▸ **What you have to do**
Can you print the data exactly and leave out each image?

>> Start Dataset

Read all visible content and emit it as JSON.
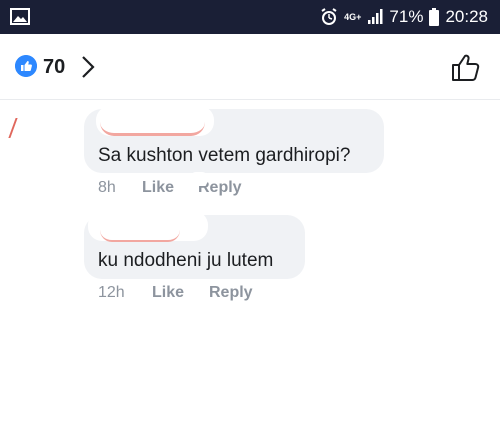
{
  "status_bar": {
    "network": "4G+",
    "battery": "71%",
    "time": "20:28",
    "icons": [
      "image-icon",
      "alarm-icon",
      "signal-icon",
      "battery-icon"
    ]
  },
  "header": {
    "like_count": "70",
    "icons": [
      "like-badge-icon",
      "chevron-right-icon",
      "thumbs-up-icon"
    ]
  },
  "comments": [
    {
      "text": "Sa kushton vetem gardhiropi?",
      "time": "8h",
      "like": "Like",
      "reply": "Reply"
    },
    {
      "text": "ku ndodheni ju lutem",
      "time": "12h",
      "like": "Like",
      "reply": "Reply"
    }
  ],
  "colors": {
    "status_bar": "#1a1f36",
    "accent": "#2d88ff",
    "bubble": "#f0f2f5",
    "meta": "#8d949e"
  }
}
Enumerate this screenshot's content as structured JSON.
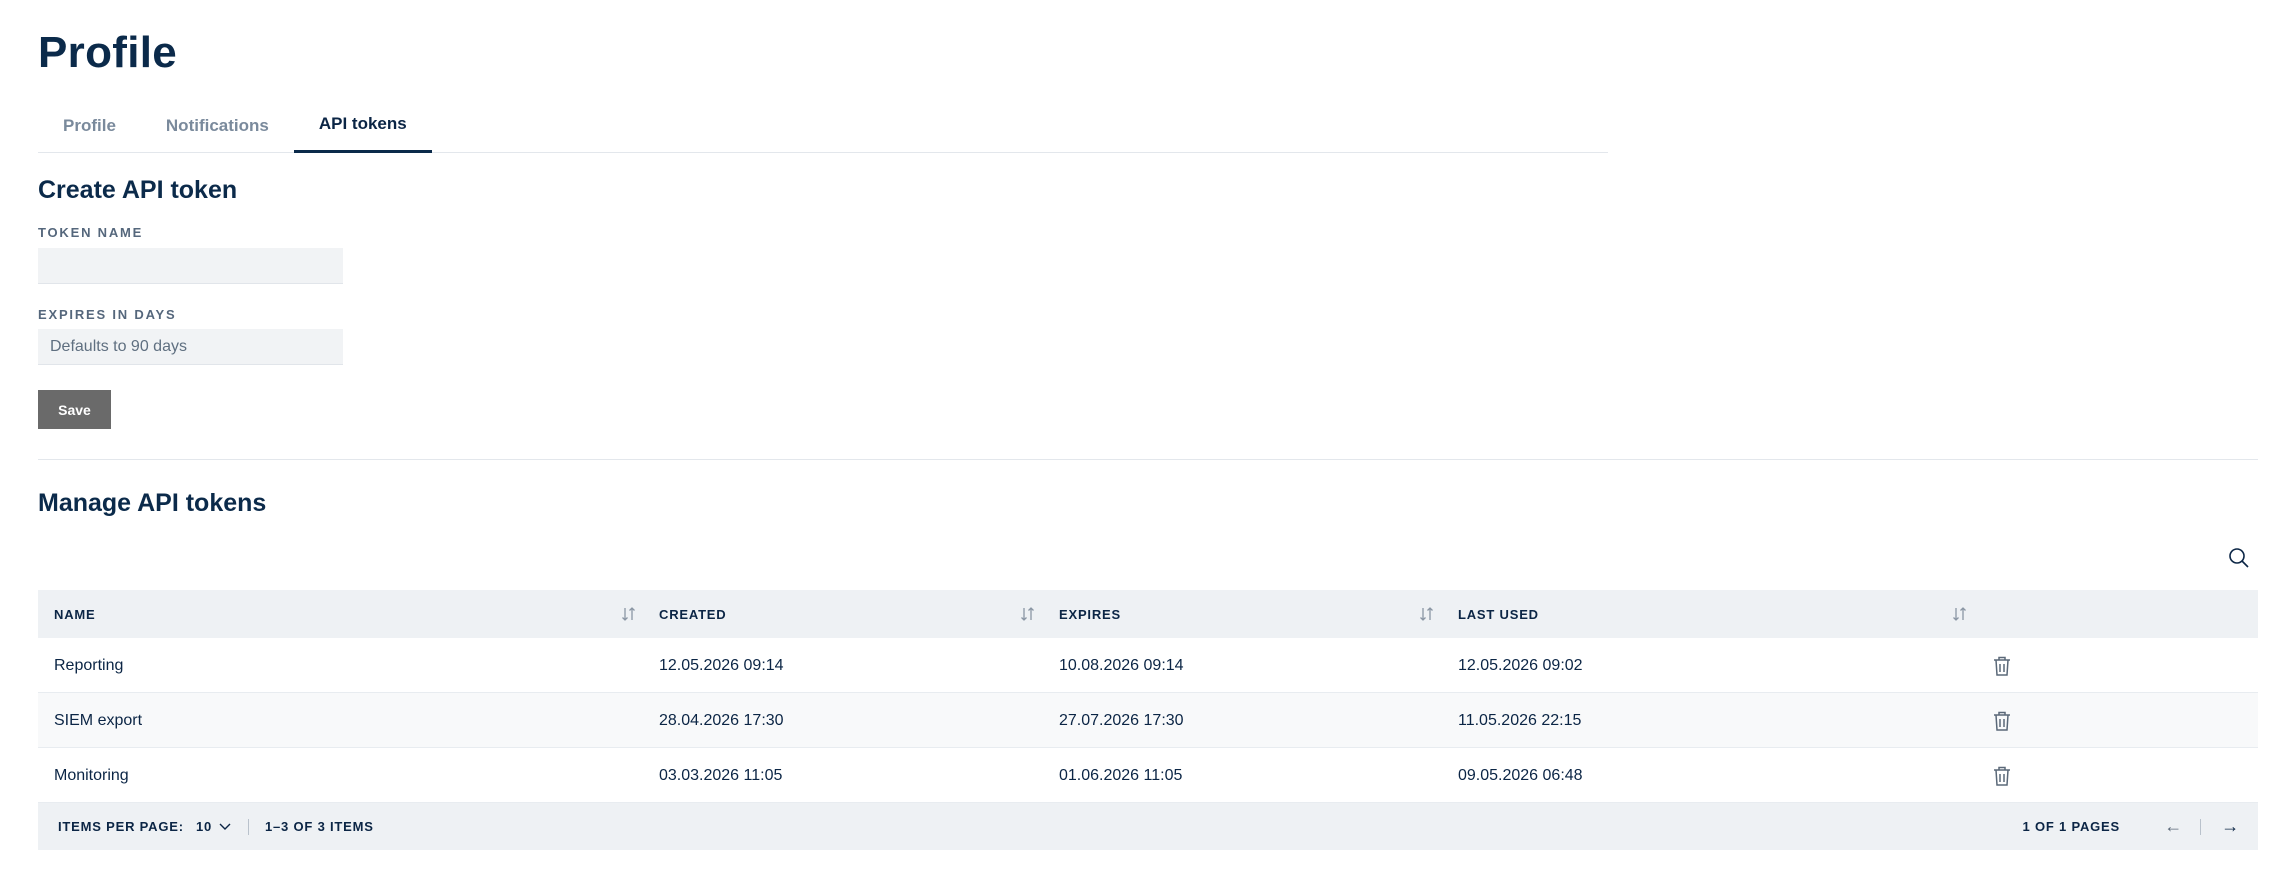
{
  "page": {
    "title": "Profile"
  },
  "tabs": [
    {
      "label": "Profile",
      "active": false
    },
    {
      "label": "Notifications",
      "active": false
    },
    {
      "label": "API tokens",
      "active": true
    }
  ],
  "create": {
    "heading": "Create API token",
    "token_name_label": "TOKEN NAME",
    "token_name_value": "",
    "expires_label": "EXPIRES IN DAYS",
    "expires_placeholder": "Defaults to 90 days",
    "save_label": "Save"
  },
  "manage": {
    "heading": "Manage API tokens",
    "search_icon": "search-icon",
    "columns": [
      "NAME",
      "CREATED",
      "EXPIRES",
      "LAST USED"
    ],
    "rows": [
      {
        "name": "Reporting",
        "created": "12.05.2026 09:14",
        "expires": "10.08.2026 09:14",
        "last_used": "12.05.2026 09:02"
      },
      {
        "name": "SIEM export",
        "created": "28.04.2026 17:30",
        "expires": "27.07.2026 17:30",
        "last_used": "11.05.2026 22:15"
      },
      {
        "name": "Monitoring",
        "created": "03.03.2026 11:05",
        "expires": "01.06.2026 11:05",
        "last_used": "09.05.2026 06:48"
      }
    ],
    "pagination": {
      "items_per_page_label": "ITEMS PER PAGE:",
      "items_per_page": "10",
      "range": "1–3 OF 3 ITEMS",
      "pages": "1 OF 1 PAGES",
      "prev": "←",
      "next": "→"
    }
  },
  "colors": {
    "primary_text": "#0b2545",
    "muted_tab": "#7a8a9c",
    "header_bg": "#eef1f4",
    "save_button_bg": "#6a6a6a"
  }
}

>> End Dataset

▸ **Written response**
Read all visible content and emit it as JSON.
{
  "status_bar": {
    "network": "4G+",
    "battery": "71%",
    "time": "20:28",
    "icons": [
      "image-icon",
      "alarm-icon",
      "signal-icon",
      "battery-icon"
    ]
  },
  "header": {
    "like_count": "70",
    "icons": [
      "like-badge-icon",
      "chevron-right-icon",
      "thumbs-up-icon"
    ]
  },
  "comments": [
    {
      "text": "Sa kushton vetem gardhiropi?",
      "time": "8h",
      "like": "Like",
      "reply": "Reply"
    },
    {
      "text": "ku ndodheni ju lutem",
      "time": "12h",
      "like": "Like",
      "reply": "Reply"
    }
  ],
  "colors": {
    "status_bar": "#1a1f36",
    "accent": "#2d88ff",
    "bubble": "#f0f2f5",
    "meta": "#8d949e"
  }
}
Enumerate this screenshot's content as structured JSON.
{
  "page": {
    "title": "Profile"
  },
  "tabs": [
    {
      "label": "Profile",
      "active": false
    },
    {
      "label": "Notifications",
      "active": false
    },
    {
      "label": "API tokens",
      "active": true
    }
  ],
  "create": {
    "heading": "Create API token",
    "token_name_label": "TOKEN NAME",
    "token_name_value": "",
    "expires_label": "EXPIRES IN DAYS",
    "expires_placeholder": "Defaults to 90 days",
    "save_label": "Save"
  },
  "manage": {
    "heading": "Manage API tokens",
    "search_icon": "search-icon",
    "columns": [
      "NAME",
      "CREATED",
      "EXPIRES",
      "LAST USED"
    ],
    "rows": [
      {
        "name": "Reporting",
        "created": "12.05.2026 09:14",
        "expires": "10.08.2026 09:14",
        "last_used": "12.05.2026 09:02"
      },
      {
        "name": "SIEM export",
        "created": "28.04.2026 17:30",
        "expires": "27.07.2026 17:30",
        "last_used": "11.05.2026 22:15"
      },
      {
        "name": "Monitoring",
        "created": "03.03.2026 11:05",
        "expires": "01.06.2026 11:05",
        "last_used": "09.05.2026 06:48"
      }
    ],
    "pagination": {
      "items_per_page_label": "ITEMS PER PAGE:",
      "items_per_page": "10",
      "range": "1–3 OF 3 ITEMS",
      "pages": "1 OF 1 PAGES",
      "prev": "←",
      "next": "→"
    }
  },
  "colors": {
    "primary_text": "#0b2545",
    "muted_tab": "#7a8a9c",
    "header_bg": "#eef1f4",
    "save_button_bg": "#6a6a6a"
  }
}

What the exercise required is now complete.